══ Working data
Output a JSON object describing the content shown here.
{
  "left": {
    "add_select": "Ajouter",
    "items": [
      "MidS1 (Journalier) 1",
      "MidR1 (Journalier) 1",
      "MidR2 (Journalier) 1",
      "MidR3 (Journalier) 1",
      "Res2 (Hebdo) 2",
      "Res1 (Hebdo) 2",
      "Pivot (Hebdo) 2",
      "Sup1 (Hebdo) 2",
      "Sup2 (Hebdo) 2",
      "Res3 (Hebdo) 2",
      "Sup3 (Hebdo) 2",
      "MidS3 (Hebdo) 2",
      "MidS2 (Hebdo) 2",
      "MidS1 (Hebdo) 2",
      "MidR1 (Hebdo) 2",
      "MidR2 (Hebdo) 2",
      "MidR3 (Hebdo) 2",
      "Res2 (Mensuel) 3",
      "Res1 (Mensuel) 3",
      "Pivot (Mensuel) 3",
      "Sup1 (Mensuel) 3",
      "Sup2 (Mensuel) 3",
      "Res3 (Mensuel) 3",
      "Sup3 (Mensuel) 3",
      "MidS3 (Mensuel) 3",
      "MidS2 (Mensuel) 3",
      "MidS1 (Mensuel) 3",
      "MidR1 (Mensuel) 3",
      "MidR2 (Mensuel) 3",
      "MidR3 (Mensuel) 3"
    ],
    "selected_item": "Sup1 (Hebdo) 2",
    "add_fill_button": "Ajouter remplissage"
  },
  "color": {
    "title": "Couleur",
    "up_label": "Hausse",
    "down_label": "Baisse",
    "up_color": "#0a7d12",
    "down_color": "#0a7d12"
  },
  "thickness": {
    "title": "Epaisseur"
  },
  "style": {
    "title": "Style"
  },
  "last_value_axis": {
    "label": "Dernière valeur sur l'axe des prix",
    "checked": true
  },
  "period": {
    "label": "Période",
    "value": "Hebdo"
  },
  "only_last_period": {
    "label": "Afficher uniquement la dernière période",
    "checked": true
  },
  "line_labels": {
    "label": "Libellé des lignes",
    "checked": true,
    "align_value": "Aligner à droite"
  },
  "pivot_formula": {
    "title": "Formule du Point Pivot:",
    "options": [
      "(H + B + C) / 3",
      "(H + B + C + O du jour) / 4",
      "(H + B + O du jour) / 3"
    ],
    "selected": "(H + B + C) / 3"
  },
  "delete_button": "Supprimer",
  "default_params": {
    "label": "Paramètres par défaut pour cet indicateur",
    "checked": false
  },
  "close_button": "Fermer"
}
════
Make an exact copy of the data above.

§ **Written answer**:
Output a JSON object describing the content shown here.
{
  "left": {
    "add_select": "Ajouter",
    "items": [
      "MidS1 (Journalier) 1",
      "MidR1 (Journalier) 1",
      "MidR2 (Journalier) 1",
      "MidR3 (Journalier) 1",
      "Res2 (Hebdo) 2",
      "Res1 (Hebdo) 2",
      "Pivot (Hebdo) 2",
      "Sup1 (Hebdo) 2",
      "Sup2 (Hebdo) 2",
      "Res3 (Hebdo) 2",
      "Sup3 (Hebdo) 2",
      "MidS3 (Hebdo) 2",
      "MidS2 (Hebdo) 2",
      "MidS1 (Hebdo) 2",
      "MidR1 (Hebdo) 2",
      "MidR2 (Hebdo) 2",
      "MidR3 (Hebdo) 2",
      "Res2 (Mensuel) 3",
      "Res1 (Mensuel) 3",
      "Pivot (Mensuel) 3",
      "Sup1 (Mensuel) 3",
      "Sup2 (Mensuel) 3",
      "Res3 (Mensuel) 3",
      "Sup3 (Mensuel) 3",
      "MidS3 (Mensuel) 3",
      "MidS2 (Mensuel) 3",
      "MidS1 (Mensuel) 3",
      "MidR1 (Mensuel) 3",
      "MidR2 (Mensuel) 3",
      "MidR3 (Mensuel) 3"
    ],
    "selected_item": "Sup1 (Hebdo) 2",
    "add_fill_button": "Ajouter remplissage"
  },
  "color": {
    "title": "Couleur",
    "up_label": "Hausse",
    "down_label": "Baisse",
    "up_color": "#0a7d12",
    "down_color": "#0a7d12"
  },
  "thickness": {
    "title": "Epaisseur"
  },
  "style": {
    "title": "Style"
  },
  "last_value_axis": {
    "label": "Dernière valeur sur l'axe des prix",
    "checked": true
  },
  "period": {
    "label": "Période",
    "value": "Hebdo"
  },
  "only_last_period": {
    "label": "Afficher uniquement la dernière période",
    "checked": true
  },
  "line_labels": {
    "label": "Libellé des lignes",
    "checked": true,
    "align_value": "Aligner à droite"
  },
  "pivot_formula": {
    "title": "Formule du Point Pivot:",
    "options": [
      "(H + B + C) / 3",
      "(H + B + C + O du jour) / 4",
      "(H + B + O du jour) / 3"
    ],
    "selected": "(H + B + C) / 3"
  },
  "delete_button": "Supprimer",
  "default_params": {
    "label": "Paramètres par défaut pour cet indicateur",
    "checked": false
  },
  "close_button": "Fermer"
}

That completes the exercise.